- _Exercise details_: Restate the full set of records exactly, word for word.

- _Supplied entries_:
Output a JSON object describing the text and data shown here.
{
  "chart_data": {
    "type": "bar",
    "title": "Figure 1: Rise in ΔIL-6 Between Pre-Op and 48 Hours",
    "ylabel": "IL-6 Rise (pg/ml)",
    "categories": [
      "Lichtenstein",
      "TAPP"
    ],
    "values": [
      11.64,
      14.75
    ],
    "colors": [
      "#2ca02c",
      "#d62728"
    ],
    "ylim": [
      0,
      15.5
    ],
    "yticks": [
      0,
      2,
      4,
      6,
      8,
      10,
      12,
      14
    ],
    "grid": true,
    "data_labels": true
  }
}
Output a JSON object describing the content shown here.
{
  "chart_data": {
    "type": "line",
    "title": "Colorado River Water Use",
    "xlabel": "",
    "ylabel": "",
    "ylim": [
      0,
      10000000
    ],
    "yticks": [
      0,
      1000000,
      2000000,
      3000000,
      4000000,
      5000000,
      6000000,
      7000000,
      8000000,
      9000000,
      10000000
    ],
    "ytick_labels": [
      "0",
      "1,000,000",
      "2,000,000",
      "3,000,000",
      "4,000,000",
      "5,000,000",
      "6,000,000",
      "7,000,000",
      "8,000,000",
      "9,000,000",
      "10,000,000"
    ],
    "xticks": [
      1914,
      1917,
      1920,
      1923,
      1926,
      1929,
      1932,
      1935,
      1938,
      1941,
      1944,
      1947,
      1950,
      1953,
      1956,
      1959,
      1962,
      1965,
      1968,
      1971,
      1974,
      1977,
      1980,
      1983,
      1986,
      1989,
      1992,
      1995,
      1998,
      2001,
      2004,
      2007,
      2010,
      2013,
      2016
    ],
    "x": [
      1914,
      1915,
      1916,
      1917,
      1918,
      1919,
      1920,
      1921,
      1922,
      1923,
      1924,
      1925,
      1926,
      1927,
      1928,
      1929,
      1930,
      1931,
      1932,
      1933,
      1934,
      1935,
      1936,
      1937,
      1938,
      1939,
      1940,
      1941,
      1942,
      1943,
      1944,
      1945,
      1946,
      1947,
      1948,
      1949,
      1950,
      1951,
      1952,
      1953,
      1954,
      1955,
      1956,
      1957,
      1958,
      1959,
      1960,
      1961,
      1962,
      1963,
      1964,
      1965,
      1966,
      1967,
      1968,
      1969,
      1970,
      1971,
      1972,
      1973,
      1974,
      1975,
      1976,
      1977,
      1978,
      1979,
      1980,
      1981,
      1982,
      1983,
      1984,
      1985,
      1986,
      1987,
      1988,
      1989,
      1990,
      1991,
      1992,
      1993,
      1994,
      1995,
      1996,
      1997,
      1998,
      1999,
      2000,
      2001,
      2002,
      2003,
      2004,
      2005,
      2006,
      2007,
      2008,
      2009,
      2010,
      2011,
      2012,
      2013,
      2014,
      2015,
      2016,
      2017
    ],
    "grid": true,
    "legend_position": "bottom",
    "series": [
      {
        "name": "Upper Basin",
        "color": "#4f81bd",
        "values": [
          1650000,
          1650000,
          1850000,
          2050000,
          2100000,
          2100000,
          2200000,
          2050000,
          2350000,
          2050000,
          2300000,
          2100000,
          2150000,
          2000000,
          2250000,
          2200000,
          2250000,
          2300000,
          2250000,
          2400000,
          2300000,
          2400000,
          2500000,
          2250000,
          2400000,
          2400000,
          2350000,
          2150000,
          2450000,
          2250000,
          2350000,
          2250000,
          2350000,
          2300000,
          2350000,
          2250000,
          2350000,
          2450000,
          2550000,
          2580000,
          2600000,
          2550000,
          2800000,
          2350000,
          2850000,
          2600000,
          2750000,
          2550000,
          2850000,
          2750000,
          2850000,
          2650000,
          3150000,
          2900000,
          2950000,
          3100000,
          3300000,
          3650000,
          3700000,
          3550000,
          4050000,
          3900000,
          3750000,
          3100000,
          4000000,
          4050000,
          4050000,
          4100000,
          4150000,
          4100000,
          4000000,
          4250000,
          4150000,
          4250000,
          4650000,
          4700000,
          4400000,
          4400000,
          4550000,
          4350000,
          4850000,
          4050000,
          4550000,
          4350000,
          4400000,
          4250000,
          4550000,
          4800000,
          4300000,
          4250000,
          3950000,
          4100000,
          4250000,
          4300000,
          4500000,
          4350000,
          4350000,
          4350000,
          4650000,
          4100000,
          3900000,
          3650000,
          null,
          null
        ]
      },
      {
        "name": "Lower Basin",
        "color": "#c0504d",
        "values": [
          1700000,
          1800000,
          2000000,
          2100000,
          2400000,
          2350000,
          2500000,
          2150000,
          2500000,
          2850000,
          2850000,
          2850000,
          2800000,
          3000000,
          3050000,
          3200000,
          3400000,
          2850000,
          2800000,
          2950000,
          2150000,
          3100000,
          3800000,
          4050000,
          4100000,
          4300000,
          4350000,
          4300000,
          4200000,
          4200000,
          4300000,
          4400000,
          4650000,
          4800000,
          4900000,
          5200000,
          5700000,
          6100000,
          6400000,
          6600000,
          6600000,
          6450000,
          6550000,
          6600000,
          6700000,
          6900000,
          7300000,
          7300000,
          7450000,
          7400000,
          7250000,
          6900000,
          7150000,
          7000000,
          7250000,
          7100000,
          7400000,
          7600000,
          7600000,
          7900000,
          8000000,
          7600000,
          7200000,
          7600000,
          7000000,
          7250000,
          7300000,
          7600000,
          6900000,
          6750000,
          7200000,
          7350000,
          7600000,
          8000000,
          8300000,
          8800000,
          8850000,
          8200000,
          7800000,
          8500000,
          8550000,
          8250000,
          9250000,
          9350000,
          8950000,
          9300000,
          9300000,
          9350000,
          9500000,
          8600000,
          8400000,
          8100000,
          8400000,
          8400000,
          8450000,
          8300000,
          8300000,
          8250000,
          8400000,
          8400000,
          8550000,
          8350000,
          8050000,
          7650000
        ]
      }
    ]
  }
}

- _Finished answer_:
Output a JSON object describing the text and data shown here.
{
  "chart_data": {
    "type": "bar",
    "title": "Figure 1: Rise in ΔIL-6 Between Pre-Op and 48 Hours",
    "ylabel": "IL-6 Rise (pg/ml)",
    "categories": [
      "Lichtenstein",
      "TAPP"
    ],
    "values": [
      11.64,
      14.75
    ],
    "colors": [
      "#2ca02c",
      "#d62728"
    ],
    "ylim": [
      0,
      15.5
    ],
    "yticks": [
      0,
      2,
      4,
      6,
      8,
      10,
      12,
      14
    ],
    "grid": true,
    "data_labels": true
  }
}
Output a JSON object describing the content shown here.
{
  "chart_data": {
    "type": "line",
    "title": "Colorado River Water Use",
    "xlabel": "",
    "ylabel": "",
    "ylim": [
      0,
      10000000
    ],
    "yticks": [
      0,
      1000000,
      2000000,
      3000000,
      4000000,
      5000000,
      6000000,
      7000000,
      8000000,
      9000000,
      10000000
    ],
    "ytick_labels": [
      "0",
      "1,000,000",
      "2,000,000",
      "3,000,000",
      "4,000,000",
      "5,000,000",
      "6,000,000",
      "7,000,000",
      "8,000,000",
      "9,000,000",
      "10,000,000"
    ],
    "xticks": [
      1914,
      1917,
      1920,
      1923,
      1926,
      1929,
      1932,
      1935,
      1938,
      1941,
      1944,
      1947,
      1950,
      1953,
      1956,
      1959,
      1962,
      1965,
      1968,
      1971,
      1974,
      1977,
      1980,
      1983,
      1986,
      1989,
      1992,
      1995,
      1998,
      2001,
      2004,
      2007,
      2010,
      2013,
      2016
    ],
    "x": [
      1914,
      1915,
      1916,
      1917,
      1918,
      1919,
      1920,
      1921,
      1922,
      1923,
      1924,
      1925,
      1926,
      1927,
      1928,
      1929,
      1930,
      1931,
      1932,
      1933,
      1934,
      1935,
      1936,
      1937,
      1938,
      1939,
      1940,
      1941,
      1942,
      1943,
      1944,
      1945,
      1946,
      1947,
      1948,
      1949,
      1950,
      1951,
      1952,
      1953,
      1954,
      1955,
      1956,
      1957,
      1958,
      1959,
      1960,
      1961,
      1962,
      1963,
      1964,
      1965,
      1966,
      1967,
      1968,
      1969,
      1970,
      1971,
      1972,
      1973,
      1974,
      1975,
      1976,
      1977,
      1978,
      1979,
      1980,
      1981,
      1982,
      1983,
      1984,
      1985,
      1986,
      1987,
      1988,
      1989,
      1990,
      1991,
      1992,
      1993,
      1994,
      1995,
      1996,
      1997,
      1998,
      1999,
      2000,
      2001,
      2002,
      2003,
      2004,
      2005,
      2006,
      2007,
      2008,
      2009,
      2010,
      2011,
      2012,
      2013,
      2014,
      2015,
      2016,
      2017
    ],
    "grid": true,
    "legend_position": "bottom",
    "series": [
      {
        "name": "Upper Basin",
        "color": "#4f81bd",
        "values": [
          1650000,
          1650000,
          1850000,
          2050000,
          2100000,
          2100000,
          2200000,
          2050000,
          2350000,
          2050000,
          2300000,
          2100000,
          2150000,
          2000000,
          2250000,
          2200000,
          2250000,
          2300000,
          2250000,
          2400000,
          2300000,
          2400000,
          2500000,
          2250000,
          2400000,
          2400000,
          2350000,
          2150000,
          2450000,
          2250000,
          2350000,
          2250000,
          2350000,
          2300000,
          2350000,
          2250000,
          2350000,
          2450000,
          2550000,
          2580000,
          2600000,
          2550000,
          2800000,
          2350000,
          2850000,
          2600000,
          2750000,
          2550000,
          2850000,
          2750000,
          2850000,
          2650000,
          3150000,
          2900000,
          2950000,
          3100000,
          3300000,
          3650000,
          3700000,
          3550000,
          4050000,
          3900000,
          3750000,
          3100000,
          4000000,
          4050000,
          4050000,
          4100000,
          4150000,
          4100000,
          4000000,
          4250000,
          4150000,
          4250000,
          4650000,
          4700000,
          4400000,
          4400000,
          4550000,
          4350000,
          4850000,
          4050000,
          4550000,
          4350000,
          4400000,
          4250000,
          4550000,
          4800000,
          4300000,
          4250000,
          3950000,
          4100000,
          4250000,
          4300000,
          4500000,
          4350000,
          4350000,
          4350000,
          4650000,
          4100000,
          3900000,
          3650000,
          null,
          null
        ]
      },
      {
        "name": "Lower Basin",
        "color": "#c0504d",
        "values": [
          1700000,
          1800000,
          2000000,
          2100000,
          2400000,
          2350000,
          2500000,
          2150000,
          2500000,
          2850000,
          2850000,
          2850000,
          2800000,
          3000000,
          3050000,
          3200000,
          3400000,
          2850000,
          2800000,
          2950000,
          2150000,
          3100000,
          3800000,
          4050000,
          4100000,
          4300000,
          4350000,
          4300000,
          4200000,
          4200000,
          4300000,
          4400000,
          4650000,
          4800000,
          4900000,
          5200000,
          5700000,
          6100000,
          6400000,
          6600000,
          6600000,
          6450000,
          6550000,
          6600000,
          6700000,
          6900000,
          7300000,
          7300000,
          7450000,
          7400000,
          7250000,
          6900000,
          7150000,
          7000000,
          7250000,
          7100000,
          7400000,
          7600000,
          7600000,
          7900000,
          8000000,
          7600000,
          7200000,
          7600000,
          7000000,
          7250000,
          7300000,
          7600000,
          6900000,
          6750000,
          7200000,
          7350000,
          7600000,
          8000000,
          8300000,
          8800000,
          8850000,
          8200000,
          7800000,
          8500000,
          8550000,
          8250000,
          9250000,
          9350000,
          8950000,
          9300000,
          9300000,
          9350000,
          9500000,
          8600000,
          8400000,
          8100000,
          8400000,
          8400000,
          8450000,
          8300000,
          8300000,
          8250000,
          8400000,
          8400000,
          8550000,
          8350000,
          8050000,
          7650000
        ]
      }
    ]
  }
}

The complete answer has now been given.